(Items stored from a collection)
.....

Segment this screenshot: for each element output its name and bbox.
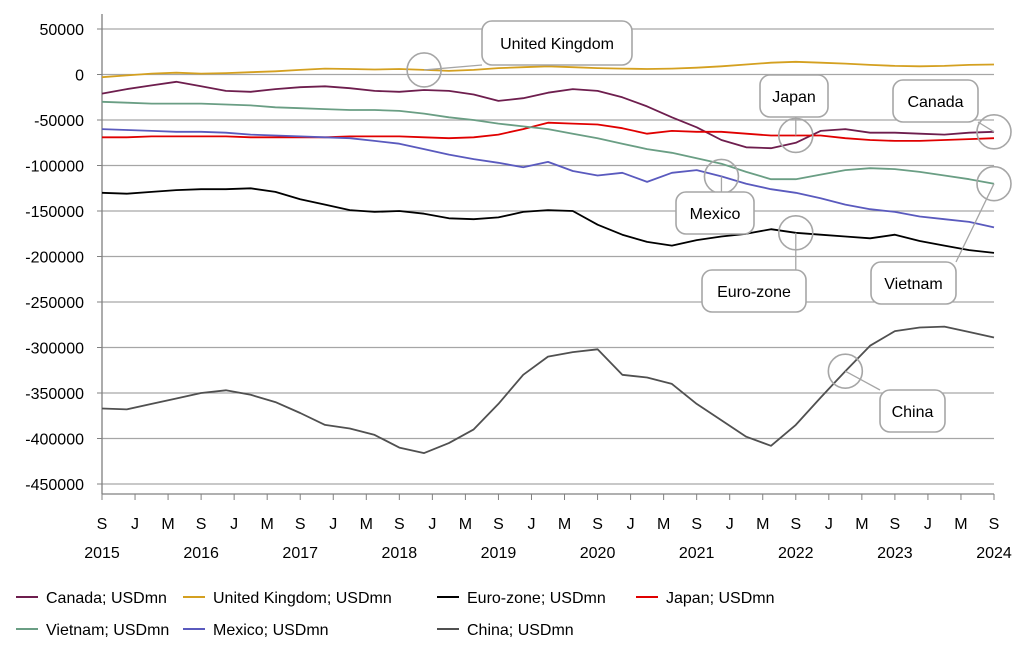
callout-circle-vietnam [976,165,1012,202]
callout-box-united-kingdom [481,20,633,66]
series-line-vietnam [101,100,995,185]
y-tick-label: -400000 [25,432,84,449]
x-tick-label: S [790,516,801,533]
x-tick-label: S [691,516,702,533]
callout-label-united-kingdom: United Kingdom [500,36,614,53]
x-tick-label: S [989,516,1000,533]
series-line-canada [101,80,995,150]
x-tick-label: S [394,516,405,533]
x-tick-label: J [627,516,635,533]
series-line-china [101,325,995,454]
y-tick-label: -200000 [25,250,84,267]
callout-label-japan: Japan [772,89,816,106]
x-tick-label: M [161,516,174,533]
x-tick-label: M [459,516,472,533]
legend-label-china: China; USDmn [467,622,574,639]
callout-label-euro-zone: Euro-zone [717,284,791,301]
legend-label-mexico: Mexico; USDmn [213,622,329,639]
callout-circle-united-kingdom [406,52,442,88]
x-tick-label: M [756,516,769,533]
x-tick-label: S [295,516,306,533]
x-tick-label: M [261,516,274,533]
x-year-label: 2015 [84,545,120,562]
x-tick-label: J [726,516,734,533]
callout-circle-china [827,353,864,389]
callout-leader-china [845,370,881,391]
x-tick-label: S [592,516,603,533]
x-year-label: 2024 [976,545,1012,562]
y-tick-label: -150000 [25,204,84,221]
x-tick-label: M [855,516,868,533]
x-year-label: 2020 [580,545,616,562]
x-tick-label: J [924,516,932,533]
callout-label-mexico: Mexico [690,206,741,223]
legend-label-euro-zone: Euro-zone; USDmn [467,590,606,607]
callout-circle-euro-zone [777,215,814,251]
callout-label-china: China [892,404,934,421]
x-year-label: 2018 [382,545,418,562]
callout-box-euro-zone [701,269,807,313]
x-year-label: 2021 [679,545,715,562]
callout-leader-canada [977,121,995,133]
y-tick-label: -450000 [25,477,84,494]
y-tick-label: 0 [75,68,84,85]
y-tick-label: -50000 [34,113,84,130]
y-tick-label: 50000 [40,22,85,39]
y-tick-label: -100000 [25,159,84,176]
x-tick-label: J [131,516,139,533]
series-line-japan [102,121,995,142]
x-tick-label: J [329,516,337,533]
x-year-label: 2022 [778,545,814,562]
x-tick-label: J [428,516,436,533]
x-tick-label: S [890,516,901,533]
x-year-label: 2023 [877,545,913,562]
callout-box-mexico [675,191,755,235]
callout-circle-japan [777,117,814,154]
y-tick-label: -300000 [25,341,84,358]
legend-label-canada: Canada; USDmn [46,590,167,607]
callout-box-japan [759,74,829,118]
x-year-label: 2019 [481,545,517,562]
y-tick-label: -350000 [25,386,84,403]
legend-label-vietnam: Vietnam; USDmn [46,622,169,639]
callout-circle-canada [976,114,1012,150]
legend-label-united-kingdom: United Kingdom; USDmn [213,590,392,607]
callout-box-canada [892,79,979,123]
x-tick-label: J [527,516,535,533]
series-line-united-kingdom [101,60,995,79]
x-tick-label: S [493,516,504,533]
series-line-euro-zone [101,187,995,254]
x-tick-label: J [825,516,833,533]
series-line-mexico [101,128,995,229]
y-tick-label: -250000 [25,295,84,312]
x-tick-label: M [360,516,373,533]
x-tick-label: S [97,516,108,533]
callout-leader-vietnam [955,183,995,263]
x-tick-label: S [196,516,207,533]
callout-box-vietnam [870,261,957,305]
x-tick-label: J [230,516,238,533]
callout-label-vietnam: Vietnam [884,276,942,293]
x-year-label: 2017 [282,545,318,562]
x-tick-label: M [954,516,967,533]
callout-leader-united-kingdom [424,64,483,71]
callout-label-canada: Canada [907,94,963,111]
x-tick-label: M [657,516,670,533]
x-tick-label: M [558,516,571,533]
legend-label-japan: Japan; USDmn [666,590,775,607]
x-year-label: 2016 [183,545,219,562]
callout-box-china [879,389,946,433]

.....

▶ Given task
Turn every line of the records above into a numbered list, skipping blank lines and leaving the pictures out.

▶ Answer to this task
1. Segment this screenshot: for each element output its name and bbox.
2. callout-circle-vietnam [976,165,1012,202]
3. callout-box-united-kingdom [481,20,633,66]
4. series-line-vietnam [101,100,995,185]
5. y-tick-label: -400000 [25,432,84,449]
6. x-tick-label: S [790,516,801,533]
7. x-tick-label: S [691,516,702,533]
8. callout-label-united-kingdom: United Kingdom [500,36,614,53]
9. x-tick-label: S [989,516,1000,533]
10. series-line-canada [101,80,995,150]
11. x-tick-label: S [394,516,405,533]
12. x-tick-label: J [627,516,635,533]
13. series-line-china [101,325,995,454]
14. y-tick-label: -200000 [25,250,84,267]
15. callout-label-japan: Japan [772,89,816,106]
16. x-tick-label: M [161,516,174,533]
17. x-tick-label: M [459,516,472,533]
18. legend-label-china: China; USDmn [467,622,574,639]
19. callout-label-euro-zone: Euro-zone [717,284,791,301]
20. legend-label-mexico: Mexico; USDmn [213,622,329,639]
21. callout-circle-united-kingdom [406,52,442,88]
22. x-tick-label: M [756,516,769,533]
23. x-tick-label: S [295,516,306,533]
24. x-tick-label: M [261,516,274,533]
25. x-year-label: 2015 [84,545,120,562]
26. x-tick-label: J [726,516,734,533]
27. callout-circle-china [827,353,864,389]
28. callout-leader-china [845,370,881,391]
29. x-tick-label: S [592,516,603,533]
30. x-year-label: 2024 [976,545,1012,562]
31. y-tick-label: -150000 [25,204,84,221]
32. x-tick-label: M [855,516,868,533]
33. x-year-label: 2020 [580,545,616,562]
34. x-tick-label: J [924,516,932,533]
35. callout-label-mexico: Mexico [690,206,741,223]
36. legend-label-euro-zone: Euro-zone; USDmn [467,590,606,607]
37. callout-circle-euro-zone [777,215,814,251]
38. callout-label-china: China [892,404,934,421]
39. x-year-label: 2018 [382,545,418,562]
40. callout-box-euro-zone [701,269,807,313]
41. x-year-label: 2021 [679,545,715,562]
42. callout-leader-canada [977,121,995,133]
43. y-tick-label: -450000 [25,477,84,494]
44. y-tick-label: 0 [75,68,84,85]
45. y-tick-label: -50000 [34,113,84,130]
46. y-tick-label: 50000 [40,22,85,39]
47. y-tick-label: -100000 [25,159,84,176]
48. x-tick-label: J [131,516,139,533]
49. series-line-japan [102,121,995,142]
50. x-tick-label: J [329,516,337,533]
51. x-year-label: 2022 [778,545,814,562]
52. x-tick-label: J [428,516,436,533]
53. x-tick-label: S [890,516,901,533]
54. x-year-label: 2023 [877,545,913,562]
55. callout-box-mexico [675,191,755,235]
56. callout-circle-japan [777,117,814,154]
57. y-tick-label: -300000 [25,341,84,358]
58. legend-label-canada: Canada; USDmn [46,590,167,607]
59. callout-box-japan [759,74,829,118]
60. x-year-label: 2019 [481,545,517,562]
61. y-tick-label: -350000 [25,386,84,403]
62. legend-label-vietnam: Vietnam; USDmn [46,622,169,639]
63. callout-circle-canada [976,114,1012,150]
64. legend-label-united-kingdom: United Kingdom; USDmn [213,590,392,607]
65. callout-box-canada [892,79,979,123]
66. x-tick-label: J [527,516,535,533]
67. series-line-united-kingdom [101,60,995,79]
68. x-tick-label: S [493,516,504,533]
69. series-line-euro-zone [101,187,995,254]
70. x-tick-label: J [825,516,833,533]
71. series-line-mexico [101,128,995,229]
72. y-tick-label: -250000 [25,295,84,312]
73. x-tick-label: M [360,516,373,533]
74. x-tick-label: S [97,516,108,533]
75. callout-leader-vietnam [955,183,995,263]
76. x-tick-label: S [196,516,207,533]
77. callout-box-vietnam [870,261,957,305]
78. x-tick-label: J [230,516,238,533]
79. callout-label-vietnam: Vietnam [884,276,942,293]
80. x-year-label: 2017 [282,545,318,562]
81. x-tick-label: M [954,516,967,533]
82. callout-leader-united-kingdom [424,64,483,71]
83. callout-label-canada: Canada [907,94,963,111]
84. x-tick-label: M [657,516,670,533]
85. x-tick-label: M [558,516,571,533]
86. legend-label-japan: Japan; USDmn [666,590,775,607]
87. x-year-label: 2016 [183,545,219,562]
88. callout-box-china [879,389,946,433]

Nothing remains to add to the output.